» Instructions to follow
Every line of the records must be repeated exactly; pictures stay out.

━━━━━ Recorded information ━━━━━

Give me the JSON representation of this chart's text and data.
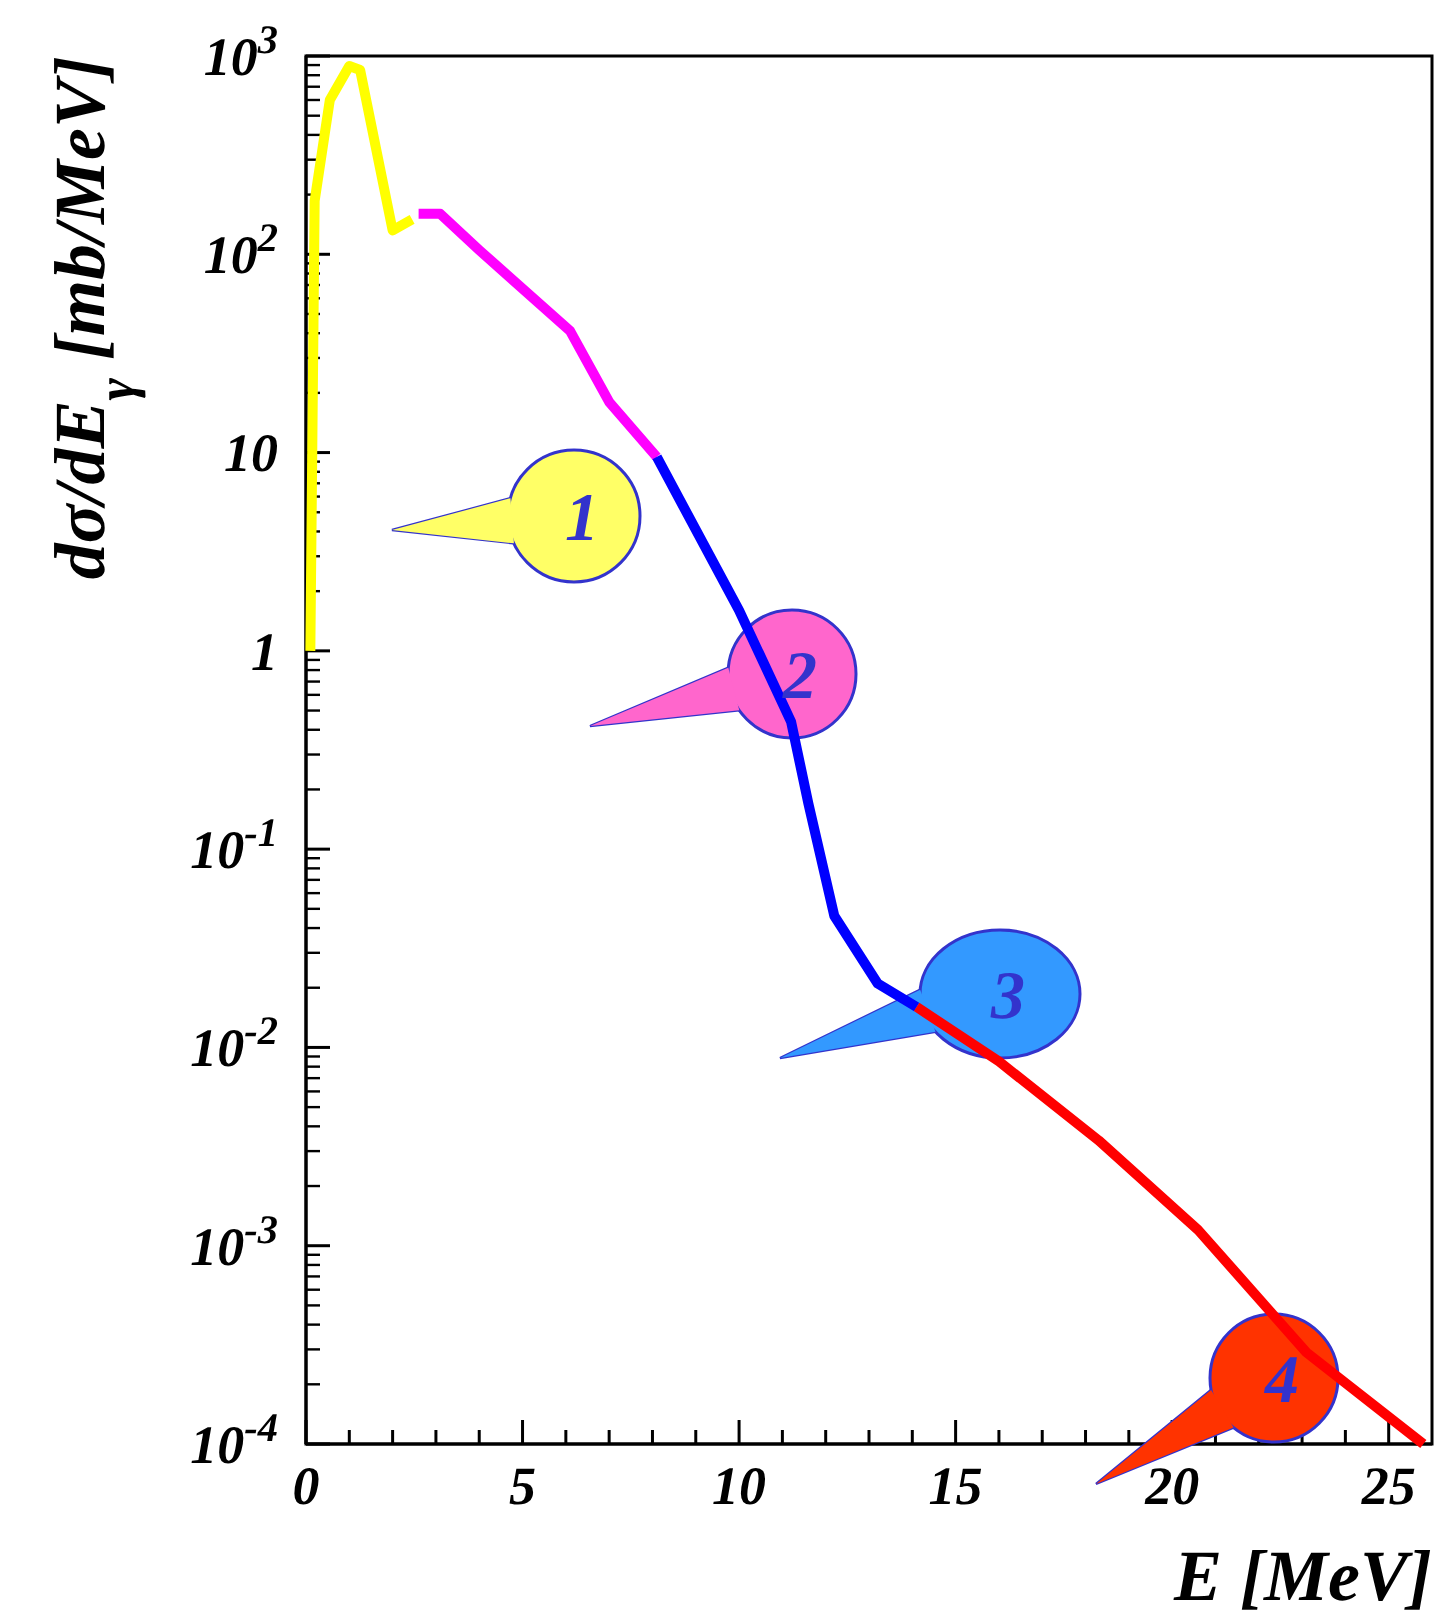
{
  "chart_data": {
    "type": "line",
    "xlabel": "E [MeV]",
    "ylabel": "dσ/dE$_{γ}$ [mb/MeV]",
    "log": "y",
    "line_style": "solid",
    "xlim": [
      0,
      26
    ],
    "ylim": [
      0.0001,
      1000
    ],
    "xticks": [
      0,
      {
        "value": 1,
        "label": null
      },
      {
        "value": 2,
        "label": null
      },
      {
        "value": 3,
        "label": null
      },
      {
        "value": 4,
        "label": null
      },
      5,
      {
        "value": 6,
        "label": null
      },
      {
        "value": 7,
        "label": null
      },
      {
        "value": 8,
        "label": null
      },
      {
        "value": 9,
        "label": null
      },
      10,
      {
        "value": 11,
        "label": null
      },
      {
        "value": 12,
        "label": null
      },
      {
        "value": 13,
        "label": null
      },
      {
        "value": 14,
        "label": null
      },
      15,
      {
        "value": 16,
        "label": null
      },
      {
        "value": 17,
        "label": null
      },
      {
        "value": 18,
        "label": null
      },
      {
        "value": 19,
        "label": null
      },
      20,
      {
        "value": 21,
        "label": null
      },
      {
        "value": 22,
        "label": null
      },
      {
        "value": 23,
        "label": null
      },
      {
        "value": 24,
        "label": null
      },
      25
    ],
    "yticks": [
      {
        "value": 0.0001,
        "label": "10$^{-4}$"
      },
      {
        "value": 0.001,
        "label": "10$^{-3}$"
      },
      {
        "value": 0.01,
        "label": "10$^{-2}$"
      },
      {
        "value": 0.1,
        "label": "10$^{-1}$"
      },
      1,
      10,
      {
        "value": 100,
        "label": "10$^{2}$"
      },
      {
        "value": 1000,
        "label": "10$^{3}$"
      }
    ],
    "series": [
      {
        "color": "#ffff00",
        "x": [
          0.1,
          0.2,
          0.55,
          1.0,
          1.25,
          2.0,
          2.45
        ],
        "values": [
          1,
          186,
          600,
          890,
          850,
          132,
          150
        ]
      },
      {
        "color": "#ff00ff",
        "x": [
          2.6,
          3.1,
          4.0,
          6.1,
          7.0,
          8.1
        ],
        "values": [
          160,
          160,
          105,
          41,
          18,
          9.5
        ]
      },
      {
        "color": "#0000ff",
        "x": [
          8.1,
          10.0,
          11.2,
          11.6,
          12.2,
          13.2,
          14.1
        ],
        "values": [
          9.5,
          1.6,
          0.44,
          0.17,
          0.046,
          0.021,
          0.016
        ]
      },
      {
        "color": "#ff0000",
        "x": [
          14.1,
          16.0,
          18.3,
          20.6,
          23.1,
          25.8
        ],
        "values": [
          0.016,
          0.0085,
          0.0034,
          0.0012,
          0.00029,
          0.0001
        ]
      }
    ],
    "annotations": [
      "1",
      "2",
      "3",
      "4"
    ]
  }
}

━━━━━

» Exercise result
Give me the JSON representation of this chart's text and data.
{
  "chart_data": {
    "type": "line",
    "xlabel": "E [MeV]",
    "ylabel": "dσ/dE$_{γ}$ [mb/MeV]",
    "log": "y",
    "line_style": "solid",
    "xlim": [
      0,
      26
    ],
    "ylim": [
      0.0001,
      1000
    ],
    "xticks": [
      0,
      {
        "value": 1,
        "label": null
      },
      {
        "value": 2,
        "label": null
      },
      {
        "value": 3,
        "label": null
      },
      {
        "value": 4,
        "label": null
      },
      5,
      {
        "value": 6,
        "label": null
      },
      {
        "value": 7,
        "label": null
      },
      {
        "value": 8,
        "label": null
      },
      {
        "value": 9,
        "label": null
      },
      10,
      {
        "value": 11,
        "label": null
      },
      {
        "value": 12,
        "label": null
      },
      {
        "value": 13,
        "label": null
      },
      {
        "value": 14,
        "label": null
      },
      15,
      {
        "value": 16,
        "label": null
      },
      {
        "value": 17,
        "label": null
      },
      {
        "value": 18,
        "label": null
      },
      {
        "value": 19,
        "label": null
      },
      20,
      {
        "value": 21,
        "label": null
      },
      {
        "value": 22,
        "label": null
      },
      {
        "value": 23,
        "label": null
      },
      {
        "value": 24,
        "label": null
      },
      25
    ],
    "yticks": [
      {
        "value": 0.0001,
        "label": "10$^{-4}$"
      },
      {
        "value": 0.001,
        "label": "10$^{-3}$"
      },
      {
        "value": 0.01,
        "label": "10$^{-2}$"
      },
      {
        "value": 0.1,
        "label": "10$^{-1}$"
      },
      1,
      10,
      {
        "value": 100,
        "label": "10$^{2}$"
      },
      {
        "value": 1000,
        "label": "10$^{3}$"
      }
    ],
    "series": [
      {
        "color": "#ffff00",
        "x": [
          0.1,
          0.2,
          0.55,
          1.0,
          1.25,
          2.0,
          2.45
        ],
        "values": [
          1,
          186,
          600,
          890,
          850,
          132,
          150
        ]
      },
      {
        "color": "#ff00ff",
        "x": [
          2.6,
          3.1,
          4.0,
          6.1,
          7.0,
          8.1
        ],
        "values": [
          160,
          160,
          105,
          41,
          18,
          9.5
        ]
      },
      {
        "color": "#0000ff",
        "x": [
          8.1,
          10.0,
          11.2,
          11.6,
          12.2,
          13.2,
          14.1
        ],
        "values": [
          9.5,
          1.6,
          0.44,
          0.17,
          0.046,
          0.021,
          0.016
        ]
      },
      {
        "color": "#ff0000",
        "x": [
          14.1,
          16.0,
          18.3,
          20.6,
          23.1,
          25.8
        ],
        "values": [
          0.016,
          0.0085,
          0.0034,
          0.0012,
          0.00029,
          0.0001
        ]
      }
    ],
    "annotations": [
      "1",
      "2",
      "3",
      "4"
    ]
  }
}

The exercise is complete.